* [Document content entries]

- - - - -

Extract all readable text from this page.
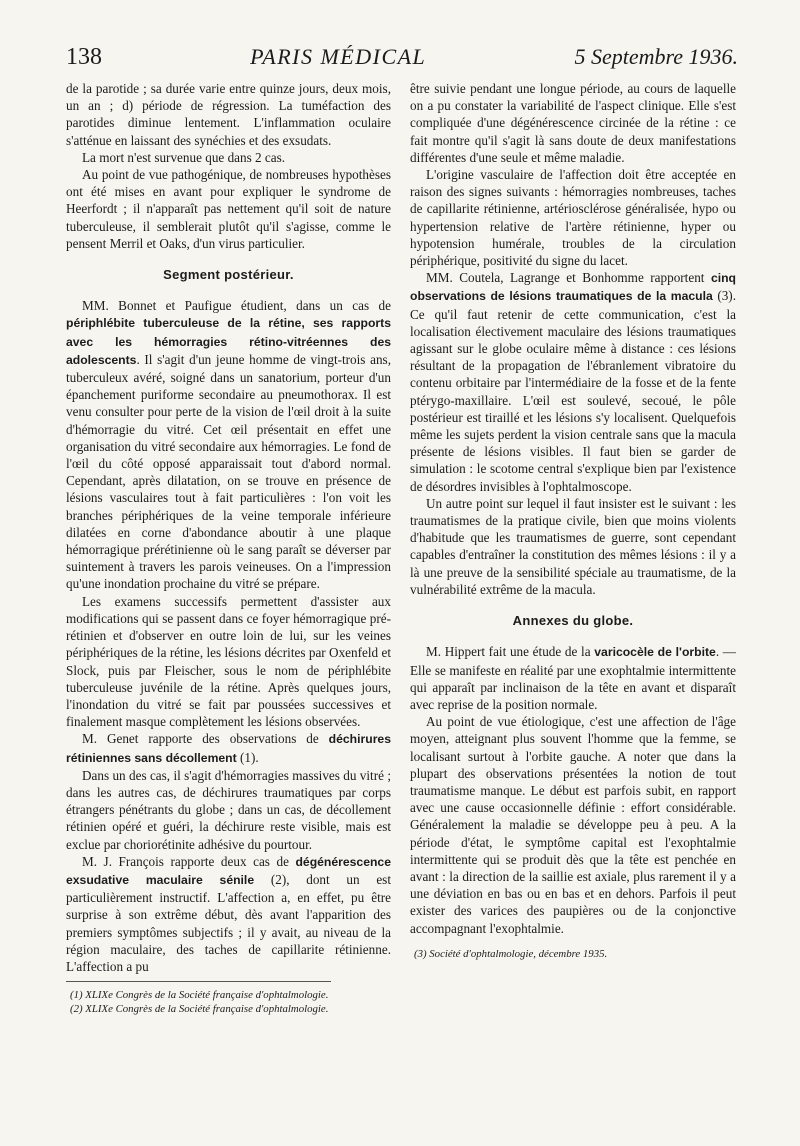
138	PARIS MÉDICAL	5 Septembre 1936.

de la parotide ; sa durée varie entre quinze jours, deux mois, un an ; d) période de régression. La tuméfaction des parotides diminue lentement. L'inflammation oculaire s'atténue en laissant des synéchies et des exsudats.

La mort n'est survenue que dans 2 cas.

Au point de vue pathogénique, de nombreuses hypothèses ont été mises en avant pour expliquer le syndrome de Heerfordt ; il n'apparaît pas nettement qu'il soit de nature tuberculeuse, il semblerait plutôt qu'il s'agisse, comme le pensent Merril et Oaks, d'un virus particulier.

Segment postérieur.

MM. Bonnet et Paufigue étudient, dans un cas de périphlébite tuberculeuse de la rétine, ses rapports avec les hémorragies rétino-vitréennes des adolescents. Il s'agit d'un jeune homme de vingt-trois ans, tuberculeux avéré, soigné dans un sanatorium, porteur d'un épanchement puriforme secondaire au pneumothorax. Il est venu consulter pour perte de la vision de l'œil droit à la suite d'hémorragie du vitré. Cet œil présentait en effet une organisation du vitré secondaire aux hémorragies. Le fond de l'œil du côté opposé apparaissait tout d'abord normal. Cependant, après dilatation, on se trouve en présence de lésions vasculaires tout à fait particulières : l'on voit les branches périphériques de la veine temporale inférieure dilatées en corne d'abondance aboutir à une plaque hémorragique prérétinienne où le sang paraît se déverser par suintement à travers les parois veineuses. On a l'impression qu'une inondation prochaine du vitré se prépare.

Les examens successifs permettent d'assister aux modifications qui se passent dans ce foyer hémorragique pré-rétinien et d'observer en outre loin de lui, sur les veines périphériques de la rétine, les lésions décrites par Oxenfeld et Slock, puis par Fleischer, sous le nom de périphlébite tuberculeuse juvénile de la rétine. Après quelques jours, l'inondation du vitré se fait par poussées successives et finalement masque complètement les lésions observées.

M. Genet rapporte des observations de déchirures rétiniennes sans décollement (1).

Dans un des cas, il s'agit d'hémorragies massives du vitré ; dans les autres cas, de déchirures traumatiques par corps étrangers pénétrants du globe ; dans un cas, de décollement rétinien opéré et guéri, la déchirure reste visible, mais est exclue par choriorétinite adhésive du pourtour.

M. J. François rapporte deux cas de dégénérescence exsudative maculaire sénile (2), dont un est particulièrement instructif. L'affection a, en effet, pu être surprise à son extrême début, dès avant l'apparition des premiers symptômes subjectifs ; il y avait, au niveau de la région maculaire, des taches de capillarite rétinienne. L'affection a pu

(1) XLIXe Congrès de la Société française d'ophtalmologie.
(2) XLIXe Congrès de la Société française d'ophtalmologie.

être suivie pendant une longue période, au cours de laquelle on a pu constater la variabilité de l'aspect clinique. Elle s'est compliquée d'une dégénérescence circinée de la rétine : ce fait montre qu'il s'agit là sans doute de deux manifestations différentes d'une seule et même maladie.

L'origine vasculaire de l'affection doit être acceptée en raison des signes suivants : hémorragies nombreuses, taches de capillarite rétinienne, artériosclérose généralisée, hypo ou hypertension relative de l'artère rétinienne, hyper ou hypotension humérale, troubles de la circulation périphérique, positivité du signe du lacet.

MM. Coutela, Lagrange et Bonhomme rapportent cinq observations de lésions traumatiques de la macula (3). Ce qu'il faut retenir de cette communication, c'est la localisation électivement maculaire des lésions traumatiques agissant sur le globe oculaire même à distance : ces lésions résultant de la propagation de l'ébranlement vibratoire du contenu orbitaire par l'intermédiaire de la fosse et de la fente ptérygo-maxillaire. L'œil est soulevé, secoué, le pôle postérieur est tiraillé et les lésions s'y localisent. Quelquefois même les sujets perdent la vision centrale sans que la macula présente de lésions visibles. Il faut bien se garder de simulation : le scotome central s'explique bien par l'existence de désordres invisibles à l'ophtalmoscope.

Un autre point sur lequel il faut insister est le suivant : les traumatismes de la pratique civile, bien que moins violents d'habitude que les traumatismes de guerre, sont cependant capables d'entraîner la constitution des mêmes lésions : il y a là une preuve de la sensibilité spéciale au traumatisme, de la vulnérabilité extrême de la macula.

Annexes du globe.

M. Hippert fait une étude de la varicocèle de l'orbite. — Elle se manifeste en réalité par une exophtalmie intermittente qui apparaît par inclinaison de la tête en avant et disparaît avec reprise de la position normale.

Au point de vue étiologique, c'est une affection de l'âge moyen, atteignant plus souvent l'homme que la femme, se localisant surtout à l'orbite gauche. A noter que dans la plupart des observations présentées la notion de tout traumatisme manque. Le début est parfois subit, en rapport avec une cause occasionnelle définie : effort considérable. Généralement la maladie se développe peu à peu. A la période d'état, le symptôme capital est l'exophtalmie intermittente qui se produit dès que la tête est penchée en avant : la direction de la saillie est axiale, plus rarement il y a une déviation en bas ou en bas et en dehors. Parfois il peut exister des varices des paupières ou de la conjonctive accompagnant l'exophtalmie.

(3) Société d'ophtalmologie, décembre 1935.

- - - - -

* [What is being asked] Each line in the data that holds the string "Congrès" needs to be copied.

* [Answer to the exercise]
(1) XLIXe Congrès de la Société française d'ophtalmologie.
(2) XLIXe Congrès de la Société française d'ophtalmologie.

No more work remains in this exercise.